• _Aim of the task_:
Return every record below exactly as written, omitting any pictures.

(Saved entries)

* start *

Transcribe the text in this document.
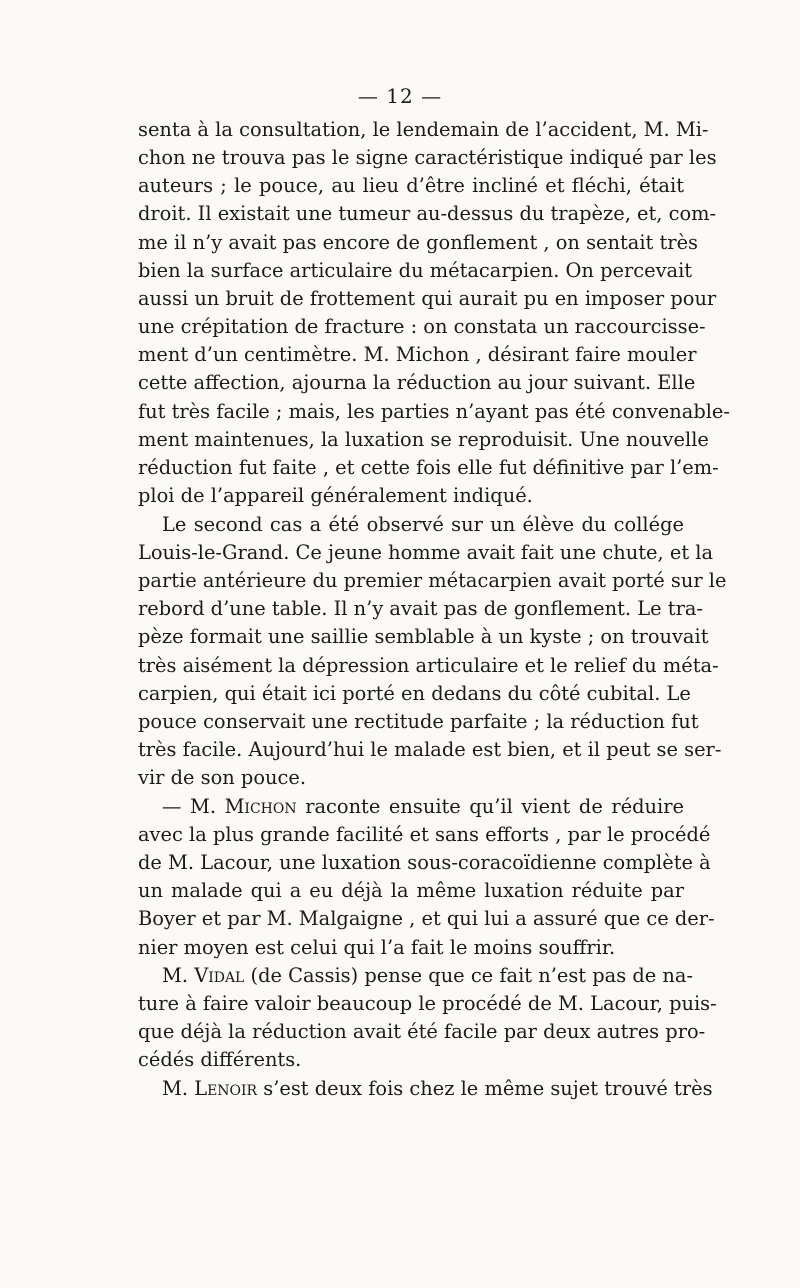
— 12 —
senta à la consultation, le lendemain de l’accident, M. Mi-
chon ne trouva pas le signe caractéristique indiqué par les
auteurs ; le pouce, au lieu d’être incliné et fléchi, était
droit. Il existait une tumeur au-dessus du trapèze, et, com-
me il n’y avait pas encore de gonflement , on sentait très
bien la surface articulaire du métacarpien. On percevait
aussi un bruit de frottement qui aurait pu en imposer pour
une crépitation de fracture : on constata un raccourcisse-
ment d’un centimètre. M. Michon , désirant faire mouler
cette affection, ajourna la réduction au jour suivant. Elle
fut très facile ; mais, les parties n’ayant pas été convenable-
ment maintenues, la luxation se reproduisit. Une nouvelle
réduction fut faite , et cette fois elle fut définitive par l’em-
ploi de l’appareil généralement indiqué.
Le second cas a été observé sur un élève du collége
Louis-le-Grand. Ce jeune homme avait fait une chute, et la
partie antérieure du premier métacarpien avait porté sur le
rebord d’une table. Il n’y avait pas de gonflement. Le tra-
pèze formait une saillie semblable à un kyste ; on trouvait
très aisément la dépression articulaire et le relief du méta-
carpien, qui était ici porté en dedans du côté cubital. Le
pouce conservait une rectitude parfaite ; la réduction fut
très facile. Aujourd’hui le malade est bien, et il peut se ser-
vir de son pouce.
— M. Michon raconte ensuite qu’il vient de réduire
avec la plus grande facilité et sans efforts , par le procédé
de M. Lacour, une luxation sous-coracoïdienne complète à
un malade qui a eu déjà la même luxation réduite par
Boyer et par M. Malgaigne , et qui lui a assuré que ce der-
nier moyen est celui qui l’a fait le moins souffrir.
M. Vidal (de Cassis) pense que ce fait n’est pas de na-
ture à faire valoir beaucoup le procédé de M. Lacour, puis-
que déjà la réduction avait été facile par deux autres pro-
cédés différents.
M. Lenoir s’est deux fois chez le même sujet trouvé très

* end *

• _Response to the exercise_:
Transcribe the text in this document.
— 12 —
senta à la consultation, le lendemain de l’accident, M. Mi-
chon ne trouva pas le signe caractéristique indiqué par les
auteurs ; le pouce, au lieu d’être incliné et fléchi, était
droit. Il existait une tumeur au-dessus du trapèze, et, com-
me il n’y avait pas encore de gonflement , on sentait très
bien la surface articulaire du métacarpien. On percevait
aussi un bruit de frottement qui aurait pu en imposer pour
une crépitation de fracture : on constata un raccourcisse-
ment d’un centimètre. M. Michon , désirant faire mouler
cette affection, ajourna la réduction au jour suivant. Elle
fut très facile ; mais, les parties n’ayant pas été convenable-
ment maintenues, la luxation se reproduisit. Une nouvelle
réduction fut faite , et cette fois elle fut définitive par l’em-
ploi de l’appareil généralement indiqué.
Le second cas a été observé sur un élève du collége
Louis-le-Grand. Ce jeune homme avait fait une chute, et la
partie antérieure du premier métacarpien avait porté sur le
rebord d’une table. Il n’y avait pas de gonflement. Le tra-
pèze formait une saillie semblable à un kyste ; on trouvait
très aisément la dépression articulaire et le relief du méta-
carpien, qui était ici porté en dedans du côté cubital. Le
pouce conservait une rectitude parfaite ; la réduction fut
très facile. Aujourd’hui le malade est bien, et il peut se ser-
vir de son pouce.
— M. Michon raconte ensuite qu’il vient de réduire
avec la plus grande facilité et sans efforts , par le procédé
de M. Lacour, une luxation sous-coracoïdienne complète à
un malade qui a eu déjà la même luxation réduite par
Boyer et par M. Malgaigne , et qui lui a assuré que ce der-
nier moyen est celui qui l’a fait le moins souffrir.
M. Vidal (de Cassis) pense que ce fait n’est pas de na-
ture à faire valoir beaucoup le procédé de M. Lacour, puis-
que déjà la réduction avait été facile par deux autres pro-
cédés différents.
M. Lenoir s’est deux fois chez le même sujet trouvé très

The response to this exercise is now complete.